DO THIS: Can you pull out each line of the data below that includes the word "Read"?

Collected data entries:

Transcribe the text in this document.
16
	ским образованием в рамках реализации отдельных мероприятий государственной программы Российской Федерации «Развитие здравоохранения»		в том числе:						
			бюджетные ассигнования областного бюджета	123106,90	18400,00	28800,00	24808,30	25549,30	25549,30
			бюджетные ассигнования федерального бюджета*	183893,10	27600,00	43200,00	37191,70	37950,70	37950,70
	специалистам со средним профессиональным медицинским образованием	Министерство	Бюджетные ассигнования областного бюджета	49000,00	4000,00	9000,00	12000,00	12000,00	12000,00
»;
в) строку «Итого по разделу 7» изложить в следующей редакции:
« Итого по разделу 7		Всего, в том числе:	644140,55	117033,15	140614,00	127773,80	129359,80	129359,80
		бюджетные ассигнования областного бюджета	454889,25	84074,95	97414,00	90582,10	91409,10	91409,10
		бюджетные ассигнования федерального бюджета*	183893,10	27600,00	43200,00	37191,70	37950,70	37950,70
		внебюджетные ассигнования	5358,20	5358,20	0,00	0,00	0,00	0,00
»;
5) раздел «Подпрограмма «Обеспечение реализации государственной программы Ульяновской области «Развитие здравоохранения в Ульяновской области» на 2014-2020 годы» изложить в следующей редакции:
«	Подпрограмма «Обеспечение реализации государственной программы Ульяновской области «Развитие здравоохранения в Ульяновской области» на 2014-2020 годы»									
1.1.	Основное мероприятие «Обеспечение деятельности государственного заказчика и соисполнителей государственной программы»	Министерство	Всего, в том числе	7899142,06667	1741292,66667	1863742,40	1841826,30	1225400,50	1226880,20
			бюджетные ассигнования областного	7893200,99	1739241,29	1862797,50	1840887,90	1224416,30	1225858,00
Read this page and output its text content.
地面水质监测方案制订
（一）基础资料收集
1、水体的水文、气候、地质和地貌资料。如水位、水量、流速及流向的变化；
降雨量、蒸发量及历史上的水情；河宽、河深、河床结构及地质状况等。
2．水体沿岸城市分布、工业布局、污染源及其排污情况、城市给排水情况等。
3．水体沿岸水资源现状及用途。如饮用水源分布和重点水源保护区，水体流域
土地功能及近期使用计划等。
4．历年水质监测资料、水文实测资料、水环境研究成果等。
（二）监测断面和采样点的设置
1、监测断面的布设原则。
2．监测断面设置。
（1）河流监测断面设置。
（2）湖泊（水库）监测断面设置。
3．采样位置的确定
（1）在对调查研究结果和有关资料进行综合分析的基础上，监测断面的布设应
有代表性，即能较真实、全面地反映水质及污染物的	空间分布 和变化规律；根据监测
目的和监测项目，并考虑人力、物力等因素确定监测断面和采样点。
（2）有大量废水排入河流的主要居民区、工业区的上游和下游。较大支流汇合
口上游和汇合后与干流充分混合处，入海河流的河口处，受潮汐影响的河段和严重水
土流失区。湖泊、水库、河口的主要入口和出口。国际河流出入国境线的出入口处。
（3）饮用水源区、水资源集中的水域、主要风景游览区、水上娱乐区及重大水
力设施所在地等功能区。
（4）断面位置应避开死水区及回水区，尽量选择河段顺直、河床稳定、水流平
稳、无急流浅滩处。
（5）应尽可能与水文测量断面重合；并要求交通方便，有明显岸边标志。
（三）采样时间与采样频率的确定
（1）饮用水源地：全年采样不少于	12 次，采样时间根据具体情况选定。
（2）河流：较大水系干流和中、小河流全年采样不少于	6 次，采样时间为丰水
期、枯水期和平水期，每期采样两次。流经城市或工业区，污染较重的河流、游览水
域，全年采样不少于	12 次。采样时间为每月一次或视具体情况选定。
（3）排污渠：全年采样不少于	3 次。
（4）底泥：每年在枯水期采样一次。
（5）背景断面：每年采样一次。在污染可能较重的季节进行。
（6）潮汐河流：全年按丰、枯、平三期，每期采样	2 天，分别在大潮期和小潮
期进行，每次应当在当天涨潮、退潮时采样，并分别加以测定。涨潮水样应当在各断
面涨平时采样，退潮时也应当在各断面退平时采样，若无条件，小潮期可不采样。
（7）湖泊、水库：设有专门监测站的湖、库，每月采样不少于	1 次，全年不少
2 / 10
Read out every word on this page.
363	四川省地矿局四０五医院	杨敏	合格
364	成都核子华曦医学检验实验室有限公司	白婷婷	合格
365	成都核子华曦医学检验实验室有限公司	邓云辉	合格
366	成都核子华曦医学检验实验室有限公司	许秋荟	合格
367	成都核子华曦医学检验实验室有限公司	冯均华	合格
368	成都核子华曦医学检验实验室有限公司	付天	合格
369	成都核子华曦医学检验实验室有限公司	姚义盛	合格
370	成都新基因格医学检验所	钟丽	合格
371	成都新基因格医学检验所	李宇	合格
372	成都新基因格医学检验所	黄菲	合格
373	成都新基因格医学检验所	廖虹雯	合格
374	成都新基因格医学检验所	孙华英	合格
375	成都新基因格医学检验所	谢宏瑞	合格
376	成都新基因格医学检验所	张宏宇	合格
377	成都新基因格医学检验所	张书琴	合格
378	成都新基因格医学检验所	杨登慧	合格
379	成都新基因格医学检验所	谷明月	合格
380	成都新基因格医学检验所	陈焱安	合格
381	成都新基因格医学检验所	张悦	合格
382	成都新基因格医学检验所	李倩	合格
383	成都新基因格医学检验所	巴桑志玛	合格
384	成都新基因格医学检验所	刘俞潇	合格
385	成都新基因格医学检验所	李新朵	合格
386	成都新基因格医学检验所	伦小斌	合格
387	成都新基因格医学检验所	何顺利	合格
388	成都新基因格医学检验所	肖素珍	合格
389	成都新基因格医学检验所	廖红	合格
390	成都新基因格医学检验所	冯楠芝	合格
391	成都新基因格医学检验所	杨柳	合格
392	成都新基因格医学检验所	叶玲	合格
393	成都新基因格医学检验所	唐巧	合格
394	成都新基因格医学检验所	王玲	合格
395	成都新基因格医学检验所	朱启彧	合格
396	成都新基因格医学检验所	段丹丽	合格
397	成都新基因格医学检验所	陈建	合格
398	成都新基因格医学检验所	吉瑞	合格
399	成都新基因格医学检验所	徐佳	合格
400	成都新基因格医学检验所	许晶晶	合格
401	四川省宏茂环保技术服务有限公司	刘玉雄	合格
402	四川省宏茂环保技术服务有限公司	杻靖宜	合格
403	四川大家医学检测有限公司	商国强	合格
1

RESPONSE:
Read this page and output its text content.
Read out every word on this page.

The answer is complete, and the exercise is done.